#### FRAGMENTO DEL TEXTO:
# # # #
Y si pasamos a asociar al (malogrado) arte de dirección y guión –solamente rescatado por una firme y versátil (y maquillada para cada momento de la vida de Thatcher por un equipo de 19 personas) Meryl Streep [1]– al tema de la propia vida del personaje, tenemos más de lo mismo: convencionalismo y superficialidades. Porque, además del amague de una joven Thatcher que comienza su carrera política luchando contra el machismo del Partido Conservador –en una suerte de guiño al feminismo–, todo su accionar de gobierno es apenas trabajado. Apoyándose en imágenes de archivo, quien vea La Dama de Hierro sabrá (si es muy joven; o muy probablemente recordará) los enfrentamientos, desde fines de la década de 1970, contra los sindicatos, el IRA, la Guerra de Malvinas y el rechazo al proyecto del Euro y la Unión Europea. Pero todas las vicisitudes, contradicciones, presiones y alternativas ante cada momento histórico es despachado sin más, brindándonos entonces una Margaret Thatcher descafeinada, light, donde una “hija de almacenero”, con “ideales firmes” (¿cuáles?) y “convicciones” (de nuevo: ¿cuáles?) llega a la cima del poder... para luego ir descendiendo. Lamentablemente o se idealiza-empobrece al personaje humano, o se lo disfraza ideológicamente: como una anciana que sufre, no es creíble; como dirigente de la ofensiva de la restauración neoliberal (en un puesto dirigente de vanguardia, que compartió con el presidente norteamericano Ronald Reagan –quien aparece sólo una vez–), tampoco. (Incluso se obvia que el marido de Thatcher, ya fallecido, fue un millonario derechoso, un rabioso anticomunista; en el film aparece como el fantasma de un viejito divertido que hace chanzas.)

Así y todo, esta película no ha dejado a nadie conforme. El experimento “centrista” de Lloyd y Morgan (que además, escribe libretos para los laboristas) provocó el rechazo de los thatcheristas (la llamaron “fantasía izquierdosa”), y de los dos hijos de la ex primer ministra, que rechazaron la invitación al estreno. Y el Primer Ministro inglés, Cameron, dijo: “Es más una película sobre el envejecimiento y los elementos de demencia que sobre una Primera Ministra estupenda”. Tanto la actriz como la directora le respondieron, en un extraño debate, donde nuevamente el arte se hace a un lado, para pasar a discutir las ideologías e intenciones políticas. “El retrato que hacemos de ella no es irrespetuoso. Es doloroso, pero es verdadero. Es la vida.

Queríamos mostrarla en el final, ver la totalidad de una vida intensa y turbulenta”, dijo Streep –quien además fue opositora en su país al presidente Reagan–. Y la directora dijo: “En Gran Bretaña, Thatcher es considerada como una santa, un ícono o un monstruo, y creemos que ese debate está atrofiado. Queríamos contar otra historia, la de su ascensión al poder en un mundo de hombres, sus recuerdos, su soledad”.
# # # #
#### DATOS PROPORCIONADOS:
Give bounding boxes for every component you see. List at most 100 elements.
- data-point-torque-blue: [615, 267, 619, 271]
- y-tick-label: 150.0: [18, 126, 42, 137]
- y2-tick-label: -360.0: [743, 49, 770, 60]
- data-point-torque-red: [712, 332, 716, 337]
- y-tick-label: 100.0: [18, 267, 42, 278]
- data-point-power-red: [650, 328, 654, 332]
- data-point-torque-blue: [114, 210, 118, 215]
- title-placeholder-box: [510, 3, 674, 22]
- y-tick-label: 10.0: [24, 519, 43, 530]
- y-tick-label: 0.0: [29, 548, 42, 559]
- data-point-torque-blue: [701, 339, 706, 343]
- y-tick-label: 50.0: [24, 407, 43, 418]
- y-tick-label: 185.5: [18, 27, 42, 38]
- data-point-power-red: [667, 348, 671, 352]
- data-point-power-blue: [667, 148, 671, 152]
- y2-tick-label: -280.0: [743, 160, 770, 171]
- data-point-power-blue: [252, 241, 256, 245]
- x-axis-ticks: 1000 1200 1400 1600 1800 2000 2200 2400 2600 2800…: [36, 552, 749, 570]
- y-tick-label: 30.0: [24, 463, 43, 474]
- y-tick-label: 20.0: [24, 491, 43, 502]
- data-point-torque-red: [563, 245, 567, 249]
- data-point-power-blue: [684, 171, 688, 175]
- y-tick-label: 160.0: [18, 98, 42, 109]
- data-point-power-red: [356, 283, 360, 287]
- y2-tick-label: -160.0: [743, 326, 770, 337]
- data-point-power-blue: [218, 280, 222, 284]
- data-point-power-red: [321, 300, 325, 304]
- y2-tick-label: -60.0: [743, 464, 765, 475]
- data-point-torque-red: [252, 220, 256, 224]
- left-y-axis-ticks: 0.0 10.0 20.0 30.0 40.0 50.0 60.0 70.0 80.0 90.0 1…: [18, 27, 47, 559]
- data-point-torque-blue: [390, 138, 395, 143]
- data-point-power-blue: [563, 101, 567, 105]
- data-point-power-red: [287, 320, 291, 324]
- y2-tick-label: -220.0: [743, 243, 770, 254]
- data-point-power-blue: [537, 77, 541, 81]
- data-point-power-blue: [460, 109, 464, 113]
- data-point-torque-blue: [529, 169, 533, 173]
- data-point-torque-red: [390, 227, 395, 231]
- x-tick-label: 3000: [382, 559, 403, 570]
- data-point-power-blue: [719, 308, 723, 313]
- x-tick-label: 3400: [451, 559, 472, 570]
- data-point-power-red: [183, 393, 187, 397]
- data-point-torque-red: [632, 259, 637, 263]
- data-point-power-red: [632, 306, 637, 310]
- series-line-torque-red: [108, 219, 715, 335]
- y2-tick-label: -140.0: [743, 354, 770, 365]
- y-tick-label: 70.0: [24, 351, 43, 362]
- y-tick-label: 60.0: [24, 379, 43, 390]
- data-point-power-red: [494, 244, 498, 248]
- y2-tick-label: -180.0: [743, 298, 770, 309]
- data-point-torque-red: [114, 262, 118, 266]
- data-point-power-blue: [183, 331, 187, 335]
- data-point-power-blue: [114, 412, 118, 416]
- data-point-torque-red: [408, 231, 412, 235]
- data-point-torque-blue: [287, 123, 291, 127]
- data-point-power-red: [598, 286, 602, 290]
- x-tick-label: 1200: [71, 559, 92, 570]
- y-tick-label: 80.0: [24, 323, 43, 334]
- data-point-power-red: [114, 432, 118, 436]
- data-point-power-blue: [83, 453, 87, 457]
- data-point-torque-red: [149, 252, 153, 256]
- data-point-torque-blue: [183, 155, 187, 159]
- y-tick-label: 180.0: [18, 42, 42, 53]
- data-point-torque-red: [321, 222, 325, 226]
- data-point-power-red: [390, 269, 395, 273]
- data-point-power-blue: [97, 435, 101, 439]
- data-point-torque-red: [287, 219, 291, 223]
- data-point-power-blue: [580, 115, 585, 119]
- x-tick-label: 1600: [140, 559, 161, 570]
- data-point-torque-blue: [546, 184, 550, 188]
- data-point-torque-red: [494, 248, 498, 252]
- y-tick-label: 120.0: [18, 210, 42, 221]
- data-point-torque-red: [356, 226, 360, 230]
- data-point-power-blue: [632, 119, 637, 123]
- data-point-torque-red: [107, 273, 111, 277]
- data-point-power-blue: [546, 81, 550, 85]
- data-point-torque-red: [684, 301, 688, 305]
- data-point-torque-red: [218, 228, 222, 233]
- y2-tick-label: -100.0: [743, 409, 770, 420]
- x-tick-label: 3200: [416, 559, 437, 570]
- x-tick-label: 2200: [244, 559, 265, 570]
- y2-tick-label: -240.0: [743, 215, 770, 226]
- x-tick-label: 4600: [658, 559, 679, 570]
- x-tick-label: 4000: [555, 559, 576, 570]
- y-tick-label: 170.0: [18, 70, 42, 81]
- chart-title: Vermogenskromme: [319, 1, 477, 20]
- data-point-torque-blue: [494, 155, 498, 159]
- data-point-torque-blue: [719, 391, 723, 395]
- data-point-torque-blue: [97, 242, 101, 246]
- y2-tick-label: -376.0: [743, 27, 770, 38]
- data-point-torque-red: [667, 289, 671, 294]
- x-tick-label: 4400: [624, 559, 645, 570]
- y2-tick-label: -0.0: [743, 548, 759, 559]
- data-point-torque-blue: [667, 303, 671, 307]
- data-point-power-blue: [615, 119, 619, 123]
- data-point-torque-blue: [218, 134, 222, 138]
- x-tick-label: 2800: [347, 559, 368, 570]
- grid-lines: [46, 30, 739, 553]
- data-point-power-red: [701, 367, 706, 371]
# # # #
#### LO QUE SE PIDE:
Según el fragmento, ¿qué hicieron los dos hijos de la ex primer ministra? Responda en una oración, por favor. Los datos no se necesitan para resolver esta tarea.

#### ESPACIO DE RESPUESTA:
Rechazaron la invitación al estreno.